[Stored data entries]
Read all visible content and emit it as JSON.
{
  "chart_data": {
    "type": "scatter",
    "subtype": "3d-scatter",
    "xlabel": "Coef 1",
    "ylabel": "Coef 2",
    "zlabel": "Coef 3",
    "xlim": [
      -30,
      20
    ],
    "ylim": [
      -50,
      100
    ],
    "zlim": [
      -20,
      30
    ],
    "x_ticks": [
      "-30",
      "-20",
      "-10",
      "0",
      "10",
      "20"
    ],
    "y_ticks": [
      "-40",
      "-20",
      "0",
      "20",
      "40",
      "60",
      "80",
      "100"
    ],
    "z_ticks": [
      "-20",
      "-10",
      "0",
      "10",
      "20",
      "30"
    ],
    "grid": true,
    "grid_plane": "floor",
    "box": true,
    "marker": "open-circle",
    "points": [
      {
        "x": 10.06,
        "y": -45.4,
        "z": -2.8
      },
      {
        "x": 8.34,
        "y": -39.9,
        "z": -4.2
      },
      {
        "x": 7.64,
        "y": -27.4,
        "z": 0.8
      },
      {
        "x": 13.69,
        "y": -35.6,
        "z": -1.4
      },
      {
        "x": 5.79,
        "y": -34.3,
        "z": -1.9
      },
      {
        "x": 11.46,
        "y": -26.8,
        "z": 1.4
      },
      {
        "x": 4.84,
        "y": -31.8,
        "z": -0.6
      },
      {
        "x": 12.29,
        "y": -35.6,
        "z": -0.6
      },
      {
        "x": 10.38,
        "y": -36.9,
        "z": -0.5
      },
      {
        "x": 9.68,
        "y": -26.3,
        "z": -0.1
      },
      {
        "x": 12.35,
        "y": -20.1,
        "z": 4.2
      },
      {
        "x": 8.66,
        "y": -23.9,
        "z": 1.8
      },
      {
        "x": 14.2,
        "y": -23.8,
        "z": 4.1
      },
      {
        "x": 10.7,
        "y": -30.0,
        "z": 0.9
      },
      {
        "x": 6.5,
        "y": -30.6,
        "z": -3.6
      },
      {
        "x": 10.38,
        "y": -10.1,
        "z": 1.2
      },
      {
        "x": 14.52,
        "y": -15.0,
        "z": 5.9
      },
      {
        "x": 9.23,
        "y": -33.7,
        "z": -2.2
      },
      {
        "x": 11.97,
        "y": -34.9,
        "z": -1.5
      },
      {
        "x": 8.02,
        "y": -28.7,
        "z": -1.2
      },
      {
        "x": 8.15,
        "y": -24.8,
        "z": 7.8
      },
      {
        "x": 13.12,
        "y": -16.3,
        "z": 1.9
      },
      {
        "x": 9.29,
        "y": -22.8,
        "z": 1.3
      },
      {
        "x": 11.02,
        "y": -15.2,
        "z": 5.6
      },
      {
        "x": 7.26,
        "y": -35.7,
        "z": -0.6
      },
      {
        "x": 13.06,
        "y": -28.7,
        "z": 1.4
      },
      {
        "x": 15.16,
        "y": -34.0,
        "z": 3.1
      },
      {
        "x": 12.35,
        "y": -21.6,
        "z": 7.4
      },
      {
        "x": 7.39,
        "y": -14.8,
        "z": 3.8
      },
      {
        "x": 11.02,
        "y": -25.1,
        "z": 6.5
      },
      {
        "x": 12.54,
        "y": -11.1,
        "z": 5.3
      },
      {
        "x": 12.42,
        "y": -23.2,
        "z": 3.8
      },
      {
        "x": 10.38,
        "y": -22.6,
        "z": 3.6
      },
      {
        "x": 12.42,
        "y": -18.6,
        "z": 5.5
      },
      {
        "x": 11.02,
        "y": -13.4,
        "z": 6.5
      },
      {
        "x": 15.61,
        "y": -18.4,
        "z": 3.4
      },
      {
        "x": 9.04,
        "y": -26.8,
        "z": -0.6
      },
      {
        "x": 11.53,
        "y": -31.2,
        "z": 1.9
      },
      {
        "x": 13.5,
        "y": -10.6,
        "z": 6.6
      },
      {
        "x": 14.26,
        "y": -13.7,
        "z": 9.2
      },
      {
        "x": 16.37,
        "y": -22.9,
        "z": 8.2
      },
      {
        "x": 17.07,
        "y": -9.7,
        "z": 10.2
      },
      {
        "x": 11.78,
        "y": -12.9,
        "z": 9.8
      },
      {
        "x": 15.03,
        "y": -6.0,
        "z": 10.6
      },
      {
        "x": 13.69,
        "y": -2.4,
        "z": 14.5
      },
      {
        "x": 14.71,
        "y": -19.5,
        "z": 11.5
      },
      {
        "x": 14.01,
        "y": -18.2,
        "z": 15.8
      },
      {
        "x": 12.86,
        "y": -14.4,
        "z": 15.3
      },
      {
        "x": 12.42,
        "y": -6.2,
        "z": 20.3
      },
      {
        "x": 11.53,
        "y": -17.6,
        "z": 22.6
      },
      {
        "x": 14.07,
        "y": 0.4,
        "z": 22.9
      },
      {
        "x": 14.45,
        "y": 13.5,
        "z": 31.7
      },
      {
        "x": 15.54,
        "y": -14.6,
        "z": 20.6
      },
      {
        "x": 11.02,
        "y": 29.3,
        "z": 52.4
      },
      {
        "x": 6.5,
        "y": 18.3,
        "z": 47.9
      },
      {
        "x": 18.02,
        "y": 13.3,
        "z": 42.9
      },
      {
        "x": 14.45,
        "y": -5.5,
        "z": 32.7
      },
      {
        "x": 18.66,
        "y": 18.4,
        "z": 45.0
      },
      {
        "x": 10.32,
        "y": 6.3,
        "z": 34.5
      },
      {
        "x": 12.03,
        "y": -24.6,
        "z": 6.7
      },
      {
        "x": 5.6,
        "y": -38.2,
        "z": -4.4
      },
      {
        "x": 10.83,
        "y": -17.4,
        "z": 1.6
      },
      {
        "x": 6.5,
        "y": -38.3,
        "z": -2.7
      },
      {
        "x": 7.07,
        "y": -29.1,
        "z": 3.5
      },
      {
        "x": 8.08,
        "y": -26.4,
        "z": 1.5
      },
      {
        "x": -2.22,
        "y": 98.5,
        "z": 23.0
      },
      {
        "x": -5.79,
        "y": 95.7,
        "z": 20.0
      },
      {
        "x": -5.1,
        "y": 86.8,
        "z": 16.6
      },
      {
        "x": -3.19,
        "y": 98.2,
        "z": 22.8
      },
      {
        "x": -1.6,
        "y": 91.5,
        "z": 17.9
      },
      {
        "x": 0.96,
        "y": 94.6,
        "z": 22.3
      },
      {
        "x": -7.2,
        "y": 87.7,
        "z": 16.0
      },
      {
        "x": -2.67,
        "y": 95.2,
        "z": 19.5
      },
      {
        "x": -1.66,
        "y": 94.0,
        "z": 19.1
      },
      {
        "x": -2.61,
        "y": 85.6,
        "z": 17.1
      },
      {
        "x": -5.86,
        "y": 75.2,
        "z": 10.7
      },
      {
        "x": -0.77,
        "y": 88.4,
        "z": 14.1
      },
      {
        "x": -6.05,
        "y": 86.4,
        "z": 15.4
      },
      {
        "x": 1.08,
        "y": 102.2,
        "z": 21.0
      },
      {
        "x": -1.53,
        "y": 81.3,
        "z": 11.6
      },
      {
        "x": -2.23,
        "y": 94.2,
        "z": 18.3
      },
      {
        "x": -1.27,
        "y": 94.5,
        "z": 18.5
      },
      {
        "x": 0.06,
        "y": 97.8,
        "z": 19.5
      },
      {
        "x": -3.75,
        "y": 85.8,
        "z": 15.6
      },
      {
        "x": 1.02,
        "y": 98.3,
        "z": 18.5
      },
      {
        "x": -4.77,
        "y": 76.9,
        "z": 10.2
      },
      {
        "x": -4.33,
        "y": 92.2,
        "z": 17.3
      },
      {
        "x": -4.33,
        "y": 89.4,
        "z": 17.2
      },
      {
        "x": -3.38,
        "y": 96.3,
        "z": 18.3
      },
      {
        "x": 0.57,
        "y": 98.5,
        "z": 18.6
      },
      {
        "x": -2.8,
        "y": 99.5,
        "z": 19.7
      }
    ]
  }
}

Exercise requirements
In the entries above, find every line holding the word "Coef" and copy it out.

Exercise output
    "xlabel": "Coef 1",
    "ylabel": "Coef 2",
    "zlabel": "Coef 3",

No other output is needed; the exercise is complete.